TASK DETAILS |
Retype all of the listing exactly, passing over any picture you find.

EXERCISE INPUT |
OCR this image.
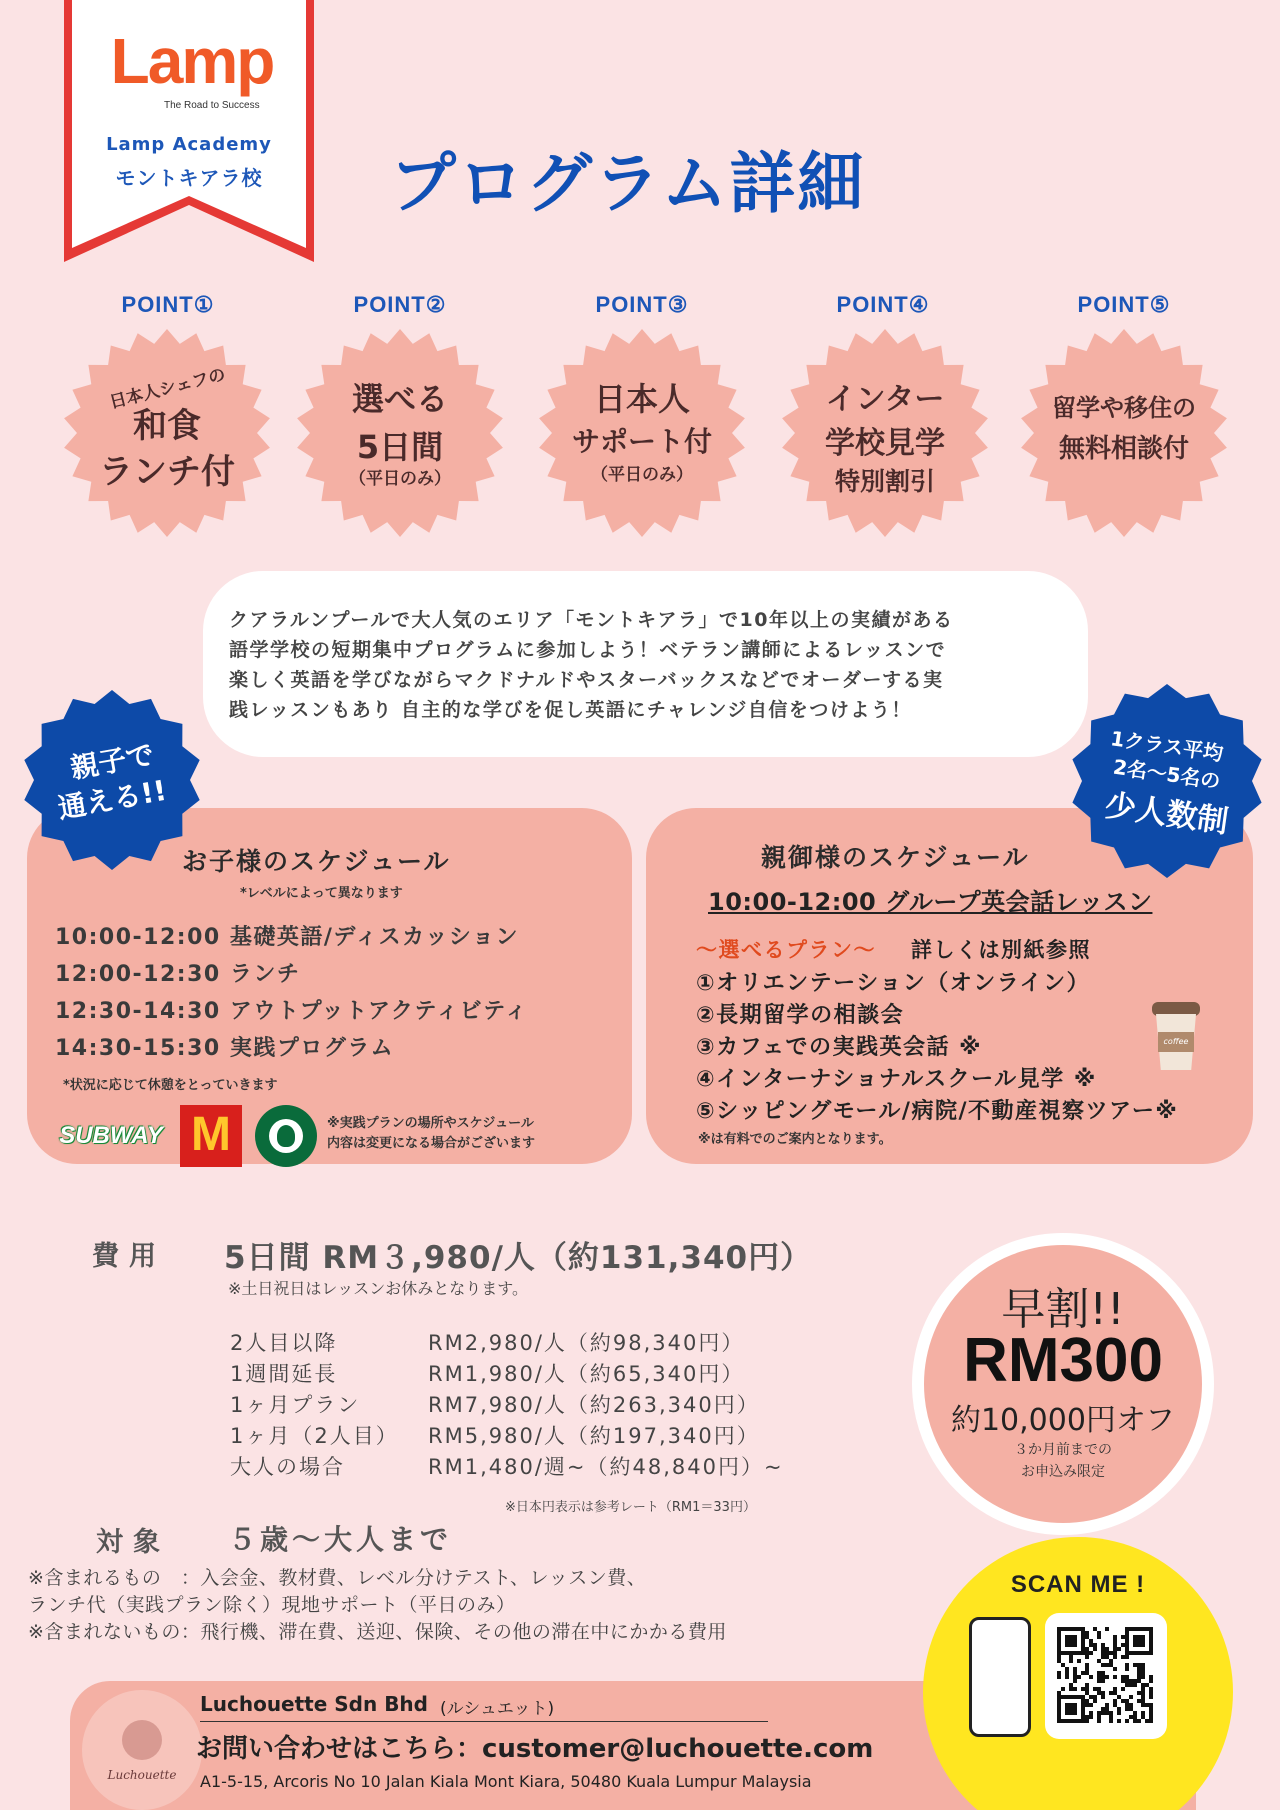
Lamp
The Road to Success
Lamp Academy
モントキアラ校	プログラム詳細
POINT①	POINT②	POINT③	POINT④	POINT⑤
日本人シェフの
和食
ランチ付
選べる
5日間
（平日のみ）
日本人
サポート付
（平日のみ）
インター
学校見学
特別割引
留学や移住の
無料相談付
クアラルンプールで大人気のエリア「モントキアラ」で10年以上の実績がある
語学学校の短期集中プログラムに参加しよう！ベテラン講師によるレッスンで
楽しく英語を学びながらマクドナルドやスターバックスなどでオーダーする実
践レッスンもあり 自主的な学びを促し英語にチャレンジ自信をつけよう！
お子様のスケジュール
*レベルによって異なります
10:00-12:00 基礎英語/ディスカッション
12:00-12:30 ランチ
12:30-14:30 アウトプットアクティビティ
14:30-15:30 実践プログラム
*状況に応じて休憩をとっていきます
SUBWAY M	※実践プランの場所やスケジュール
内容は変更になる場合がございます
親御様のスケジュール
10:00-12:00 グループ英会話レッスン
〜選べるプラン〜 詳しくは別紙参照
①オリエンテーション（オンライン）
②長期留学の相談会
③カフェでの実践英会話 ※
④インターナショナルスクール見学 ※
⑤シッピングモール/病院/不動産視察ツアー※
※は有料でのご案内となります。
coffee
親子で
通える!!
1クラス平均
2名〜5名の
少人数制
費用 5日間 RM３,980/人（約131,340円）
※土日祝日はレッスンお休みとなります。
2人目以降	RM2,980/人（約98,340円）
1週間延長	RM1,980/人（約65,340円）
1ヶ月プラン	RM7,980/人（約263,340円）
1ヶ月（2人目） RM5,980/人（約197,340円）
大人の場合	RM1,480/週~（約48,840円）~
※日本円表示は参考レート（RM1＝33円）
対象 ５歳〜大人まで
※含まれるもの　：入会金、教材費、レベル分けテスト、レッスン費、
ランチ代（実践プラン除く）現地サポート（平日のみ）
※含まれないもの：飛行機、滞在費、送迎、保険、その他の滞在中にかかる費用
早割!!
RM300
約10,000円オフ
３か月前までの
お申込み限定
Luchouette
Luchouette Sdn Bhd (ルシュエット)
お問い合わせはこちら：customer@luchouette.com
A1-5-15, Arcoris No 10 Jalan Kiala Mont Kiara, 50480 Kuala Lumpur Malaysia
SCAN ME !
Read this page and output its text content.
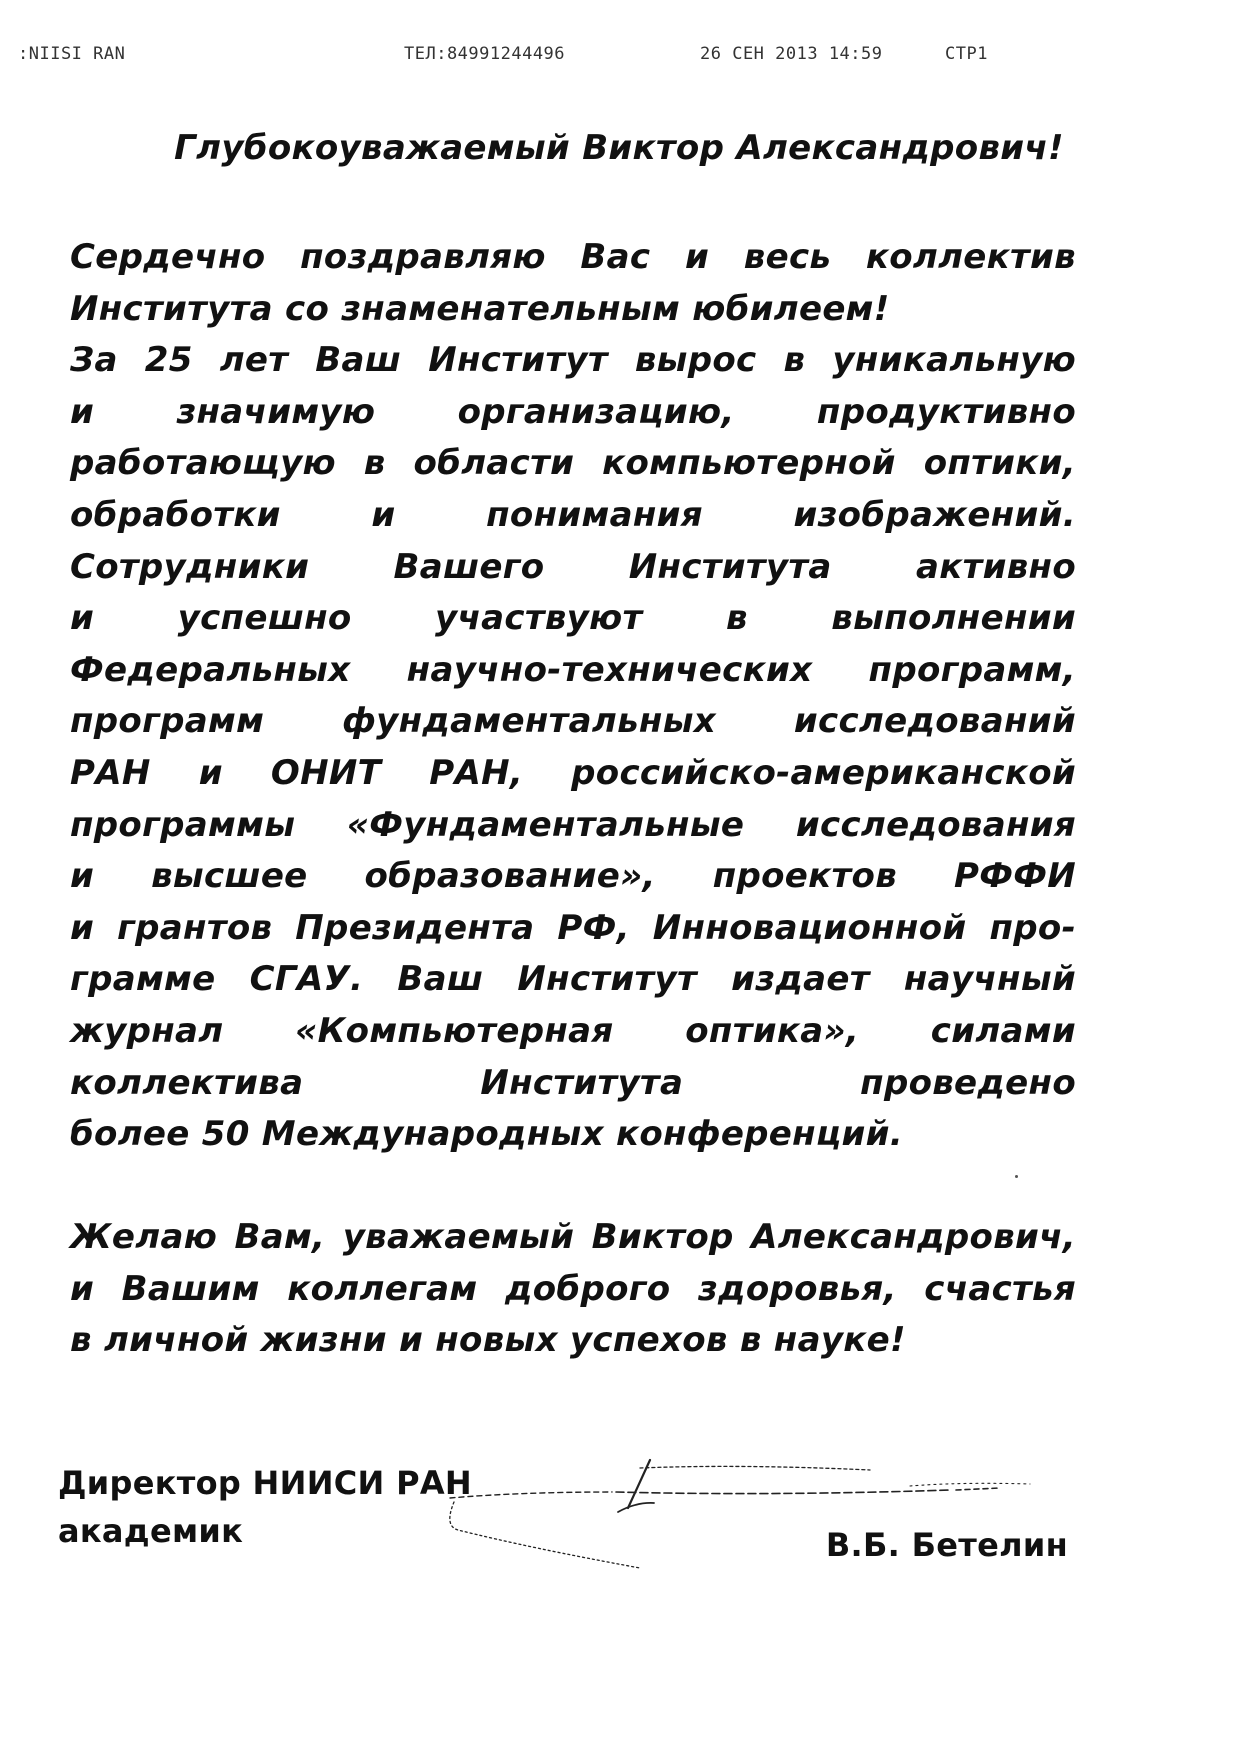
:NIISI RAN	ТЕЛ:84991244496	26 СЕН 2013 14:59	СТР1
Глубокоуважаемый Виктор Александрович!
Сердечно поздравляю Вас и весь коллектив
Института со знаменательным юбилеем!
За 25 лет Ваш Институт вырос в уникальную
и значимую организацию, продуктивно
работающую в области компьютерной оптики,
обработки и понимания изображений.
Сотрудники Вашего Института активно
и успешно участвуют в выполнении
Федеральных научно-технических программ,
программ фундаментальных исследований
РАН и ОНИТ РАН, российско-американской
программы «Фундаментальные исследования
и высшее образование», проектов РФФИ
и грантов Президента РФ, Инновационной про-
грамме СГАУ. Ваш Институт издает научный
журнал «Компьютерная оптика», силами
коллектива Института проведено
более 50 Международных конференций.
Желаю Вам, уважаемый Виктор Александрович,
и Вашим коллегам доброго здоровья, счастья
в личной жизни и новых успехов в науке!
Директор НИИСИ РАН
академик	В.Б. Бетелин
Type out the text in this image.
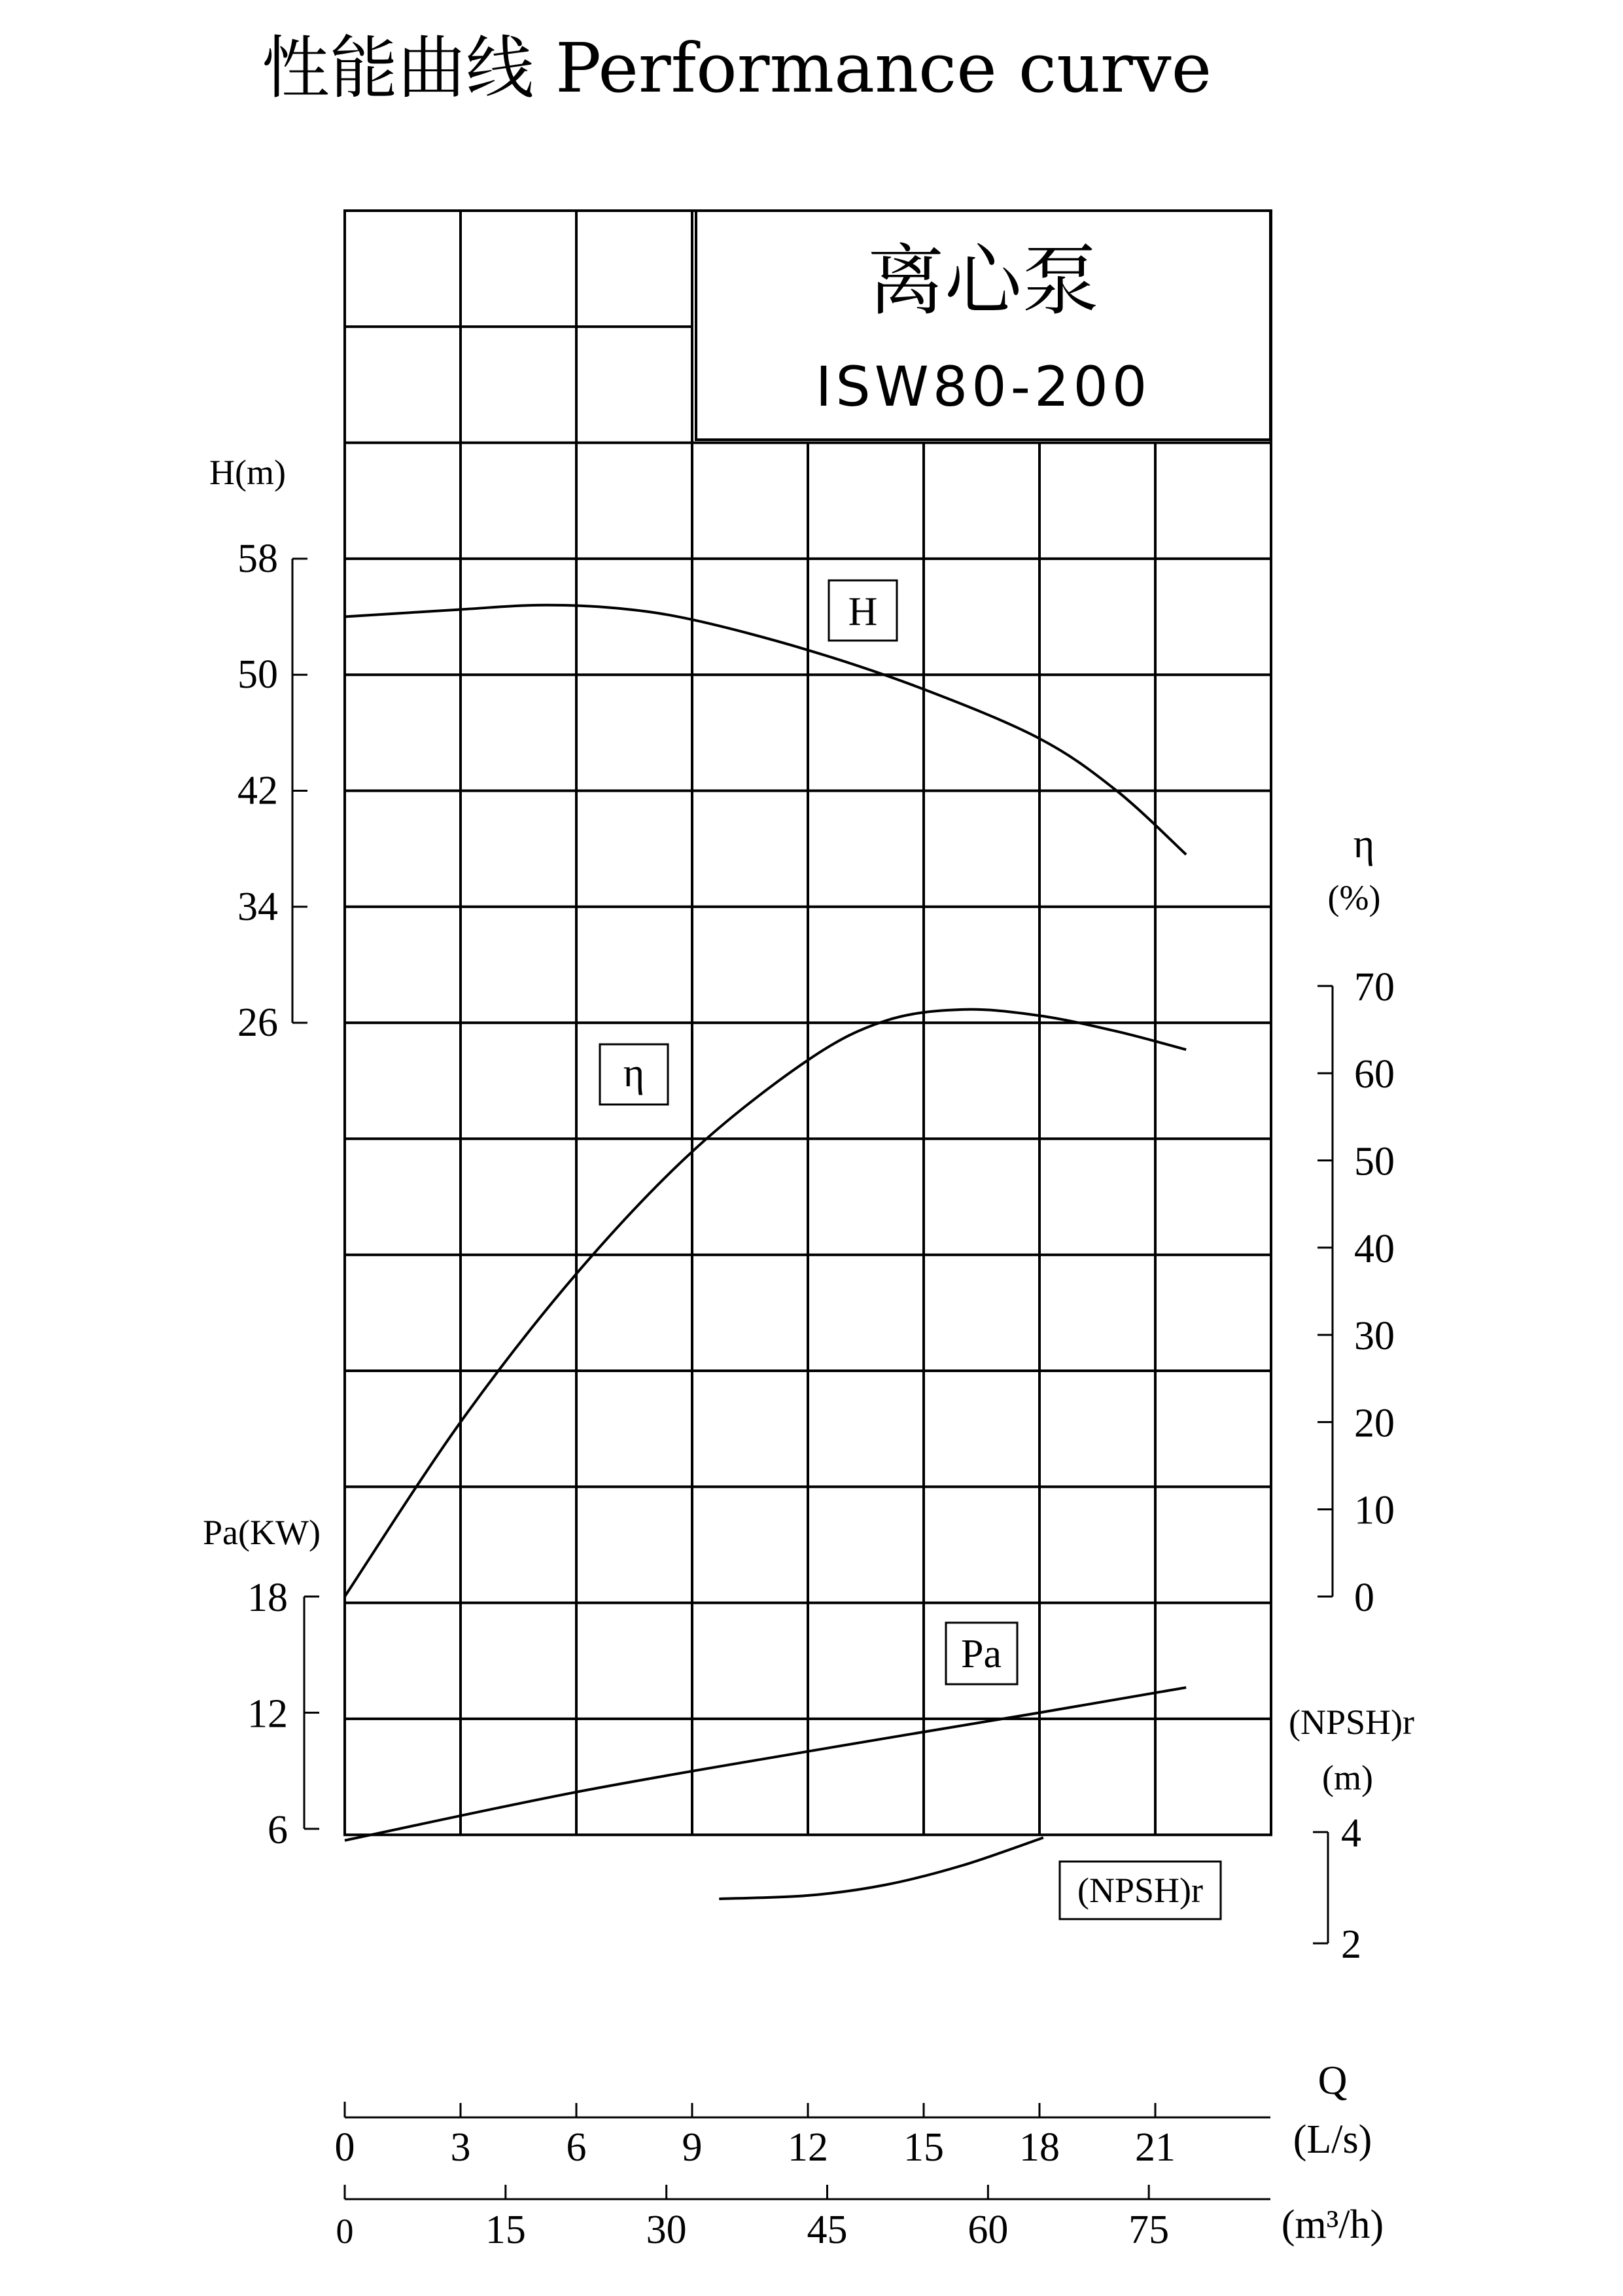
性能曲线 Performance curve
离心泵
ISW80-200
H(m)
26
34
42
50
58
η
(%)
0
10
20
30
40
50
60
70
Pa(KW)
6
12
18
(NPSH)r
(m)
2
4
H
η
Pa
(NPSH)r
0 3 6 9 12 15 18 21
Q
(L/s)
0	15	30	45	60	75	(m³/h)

RESULT |
OCR this image.
Lamp
The Road to Success
Lamp Academy
モントキアラ校	プログラム詳細
POINT①	POINT②	POINT③	POINT④	POINT⑤
日本人シェフの
和食
ランチ付
選べる
5日間
（平日のみ）
日本人
サポート付
（平日のみ）
インター
学校見学
特別割引
留学や移住の
無料相談付
クアラルンプールで大人気のエリア「モントキアラ」で10年以上の実績がある
語学学校の短期集中プログラムに参加しよう！ベテラン講師によるレッスンで
楽しく英語を学びながらマクドナルドやスターバックスなどでオーダーする実
践レッスンもあり 自主的な学びを促し英語にチャレンジ自信をつけよう！
お子様のスケジュール
*レベルによって異なります
10:00-12:00 基礎英語/ディスカッション
12:00-12:30 ランチ
12:30-14:30 アウトプットアクティビティ
14:30-15:30 実践プログラム
*状況に応じて休憩をとっていきます
SUBWAY M	※実践プランの場所やスケジュール
内容は変更になる場合がございます
親御様のスケジュール
10:00-12:00 グループ英会話レッスン
〜選べるプラン〜 詳しくは別紙参照
①オリエンテーション（オンライン）
②長期留学の相談会
③カフェでの実践英会話 ※
④インターナショナルスクール見学 ※
⑤シッピングモール/病院/不動産視察ツアー※
※は有料でのご案内となります。
coffee
親子で
通える!!
1クラス平均
2名〜5名の
少人数制
費用 5日間 RM３,980/人（約131,340円）
※土日祝日はレッスンお休みとなります。
2人目以降	RM2,980/人（約98,340円）
1週間延長	RM1,980/人（約65,340円）
1ヶ月プラン	RM7,980/人（約263,340円）
1ヶ月（2人目） RM5,980/人（約197,340円）
大人の場合	RM1,480/週~（約48,840円）~
※日本円表示は参考レート（RM1＝33円）
対象 ５歳〜大人まで
※含まれるもの　：入会金、教材費、レベル分けテスト、レッスン費、
ランチ代（実践プラン除く）現地サポート（平日のみ）
※含まれないもの：飛行機、滞在費、送迎、保険、その他の滞在中にかかる費用
早割!!
RM300
約10,000円オフ
３か月前までの
お申込み限定
Luchouette
Luchouette Sdn Bhd (ルシュエット)
お問い合わせはこちら：customer@luchouette.com
A1-5-15, Arcoris No 10 Jalan Kiala Mont Kiara, 50480 Kuala Lumpur Malaysia
SCAN ME !
Read this page and output its text content.
:NIISI RAN	ТЕЛ:84991244496	26 СЕН 2013 14:59	СТР1
Глубокоуважаемый Виктор Александрович!
Сердечно поздравляю Вас и весь коллектив
Института со знаменательным юбилеем!
За 25 лет Ваш Институт вырос в уникальную
и значимую организацию, продуктивно
работающую в области компьютерной оптики,
обработки и понимания изображений.
Сотрудники Вашего Института активно
и успешно участвуют в выполнении
Федеральных научно-технических программ,
программ фундаментальных исследований
РАН и ОНИТ РАН, российско-американской
программы «Фундаментальные исследования
и высшее образование», проектов РФФИ
и грантов Президента РФ, Инновационной про-
грамме СГАУ. Ваш Институт издает научный
журнал «Компьютерная оптика», силами
коллектива Института проведено
более 50 Международных конференций.
Желаю Вам, уважаемый Виктор Александрович,
и Вашим коллегам доброго здоровья, счастья
в личной жизни и новых успехов в науке!
Директор НИИСИ РАН
академик	В.Б. Бетелин
Type out the text in this image.
性能曲线 Performance curve
离心泵
ISW80-200
H(m)
26
34
42
50
58
η
(%)
0
10
20
30
40
50
60
70
Pa(KW)
6
12
18
(NPSH)r
(m)
2
4
H
η
Pa
(NPSH)r
0 3 6 9 12 15 18 21
Q
(L/s)
0	15	30	45	60	75	(m³/h)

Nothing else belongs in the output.